▶ EXERCISE PROMPT
Write down each entry again, exactly as it reads.

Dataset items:
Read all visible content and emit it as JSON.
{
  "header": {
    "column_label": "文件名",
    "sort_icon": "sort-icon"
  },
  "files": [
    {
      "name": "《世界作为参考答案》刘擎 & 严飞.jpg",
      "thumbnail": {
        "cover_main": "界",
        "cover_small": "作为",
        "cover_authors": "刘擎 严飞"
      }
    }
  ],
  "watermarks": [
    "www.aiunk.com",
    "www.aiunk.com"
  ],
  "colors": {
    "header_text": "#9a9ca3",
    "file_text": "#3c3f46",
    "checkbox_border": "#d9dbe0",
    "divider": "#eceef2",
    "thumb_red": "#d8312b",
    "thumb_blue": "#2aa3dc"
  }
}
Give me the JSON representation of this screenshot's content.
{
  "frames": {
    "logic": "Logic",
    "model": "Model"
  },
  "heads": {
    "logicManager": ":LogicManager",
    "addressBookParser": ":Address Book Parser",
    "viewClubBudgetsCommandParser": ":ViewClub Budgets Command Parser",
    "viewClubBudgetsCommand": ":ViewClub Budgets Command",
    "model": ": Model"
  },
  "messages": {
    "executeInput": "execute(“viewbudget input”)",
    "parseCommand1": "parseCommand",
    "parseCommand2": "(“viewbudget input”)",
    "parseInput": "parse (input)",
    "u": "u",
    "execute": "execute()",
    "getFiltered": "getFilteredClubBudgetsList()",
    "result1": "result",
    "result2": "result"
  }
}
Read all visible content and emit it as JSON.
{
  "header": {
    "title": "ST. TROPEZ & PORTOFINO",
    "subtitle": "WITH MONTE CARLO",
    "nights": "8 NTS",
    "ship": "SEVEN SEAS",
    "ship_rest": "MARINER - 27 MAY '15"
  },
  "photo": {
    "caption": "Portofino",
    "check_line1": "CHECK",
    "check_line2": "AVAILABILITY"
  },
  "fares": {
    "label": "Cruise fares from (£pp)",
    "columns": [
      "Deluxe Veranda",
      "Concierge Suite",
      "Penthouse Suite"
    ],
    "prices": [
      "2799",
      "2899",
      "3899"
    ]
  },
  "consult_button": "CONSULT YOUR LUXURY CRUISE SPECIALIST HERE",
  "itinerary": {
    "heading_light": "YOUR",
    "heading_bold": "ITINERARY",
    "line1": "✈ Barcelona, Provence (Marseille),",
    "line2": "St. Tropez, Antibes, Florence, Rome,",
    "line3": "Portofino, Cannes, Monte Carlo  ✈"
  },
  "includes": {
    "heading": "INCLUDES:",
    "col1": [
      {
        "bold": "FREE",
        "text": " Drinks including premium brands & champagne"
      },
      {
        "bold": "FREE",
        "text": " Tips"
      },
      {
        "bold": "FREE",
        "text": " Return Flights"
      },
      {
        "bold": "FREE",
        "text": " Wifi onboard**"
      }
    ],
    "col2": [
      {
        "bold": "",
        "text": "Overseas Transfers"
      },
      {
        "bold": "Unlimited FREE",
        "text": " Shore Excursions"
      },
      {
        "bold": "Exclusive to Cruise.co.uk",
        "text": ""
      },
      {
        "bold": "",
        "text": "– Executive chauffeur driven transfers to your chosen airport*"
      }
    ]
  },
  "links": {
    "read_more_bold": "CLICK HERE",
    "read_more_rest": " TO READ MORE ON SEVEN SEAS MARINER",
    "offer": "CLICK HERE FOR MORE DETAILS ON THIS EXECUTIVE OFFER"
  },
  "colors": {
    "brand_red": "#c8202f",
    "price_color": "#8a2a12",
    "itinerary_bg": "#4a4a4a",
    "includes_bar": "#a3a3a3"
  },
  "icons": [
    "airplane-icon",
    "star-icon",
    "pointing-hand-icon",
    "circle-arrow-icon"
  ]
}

▶ REPLY TO THE EXERCISE
Read all visible content and emit it as JSON.
{
  "header": {
    "column_label": "文件名",
    "sort_icon": "sort-icon"
  },
  "files": [
    {
      "name": "《世界作为参考答案》刘擎 & 严飞.jpg",
      "thumbnail": {
        "cover_main": "界",
        "cover_small": "作为",
        "cover_authors": "刘擎 严飞"
      }
    }
  ],
  "watermarks": [
    "www.aiunk.com",
    "www.aiunk.com"
  ],
  "colors": {
    "header_text": "#9a9ca3",
    "file_text": "#3c3f46",
    "checkbox_border": "#d9dbe0",
    "divider": "#eceef2",
    "thumb_red": "#d8312b",
    "thumb_blue": "#2aa3dc"
  }
}
Give me the JSON representation of this screenshot's content.
{
  "frames": {
    "logic": "Logic",
    "model": "Model"
  },
  "heads": {
    "logicManager": ":LogicManager",
    "addressBookParser": ":Address Book Parser",
    "viewClubBudgetsCommandParser": ":ViewClub Budgets Command Parser",
    "viewClubBudgetsCommand": ":ViewClub Budgets Command",
    "model": ": Model"
  },
  "messages": {
    "executeInput": "execute(“viewbudget input”)",
    "parseCommand1": "parseCommand",
    "parseCommand2": "(“viewbudget input”)",
    "parseInput": "parse (input)",
    "u": "u",
    "execute": "execute()",
    "getFiltered": "getFilteredClubBudgetsList()",
    "result1": "result",
    "result2": "result"
  }
}
Read all visible content and emit it as JSON.
{
  "header": {
    "title": "ST. TROPEZ & PORTOFINO",
    "subtitle": "WITH MONTE CARLO",
    "nights": "8 NTS",
    "ship": "SEVEN SEAS",
    "ship_rest": "MARINER - 27 MAY '15"
  },
  "photo": {
    "caption": "Portofino",
    "check_line1": "CHECK",
    "check_line2": "AVAILABILITY"
  },
  "fares": {
    "label": "Cruise fares from (£pp)",
    "columns": [
      "Deluxe Veranda",
      "Concierge Suite",
      "Penthouse Suite"
    ],
    "prices": [
      "2799",
      "2899",
      "3899"
    ]
  },
  "consult_button": "CONSULT YOUR LUXURY CRUISE SPECIALIST HERE",
  "itinerary": {
    "heading_light": "YOUR",
    "heading_bold": "ITINERARY",
    "line1": "✈ Barcelona, Provence (Marseille),",
    "line2": "St. Tropez, Antibes, Florence, Rome,",
    "line3": "Portofino, Cannes, Monte Carlo  ✈"
  },
  "includes": {
    "heading": "INCLUDES:",
    "col1": [
      {
        "bold": "FREE",
        "text": " Drinks including premium brands & champagne"
      },
      {
        "bold": "FREE",
        "text": " Tips"
      },
      {
        "bold": "FREE",
        "text": " Return Flights"
      },
      {
        "bold": "FREE",
        "text": " Wifi onboard**"
      }
    ],
    "col2": [
      {
        "bold": "",
        "text": "Overseas Transfers"
      },
      {
        "bold": "Unlimited FREE",
        "text": " Shore Excursions"
      },
      {
        "bold": "Exclusive to Cruise.co.uk",
        "text": ""
      },
      {
        "bold": "",
        "text": "– Executive chauffeur driven transfers to your chosen airport*"
      }
    ]
  },
  "links": {
    "read_more_bold": "CLICK HERE",
    "read_more_rest": " TO READ MORE ON SEVEN SEAS MARINER",
    "offer": "CLICK HERE FOR MORE DETAILS ON THIS EXECUTIVE OFFER"
  },
  "colors": {
    "brand_red": "#c8202f",
    "price_color": "#8a2a12",
    "itinerary_bg": "#4a4a4a",
    "includes_bar": "#a3a3a3"
  },
  "icons": [
    "airplane-icon",
    "star-icon",
    "pointing-hand-icon",
    "circle-arrow-icon"
  ]
}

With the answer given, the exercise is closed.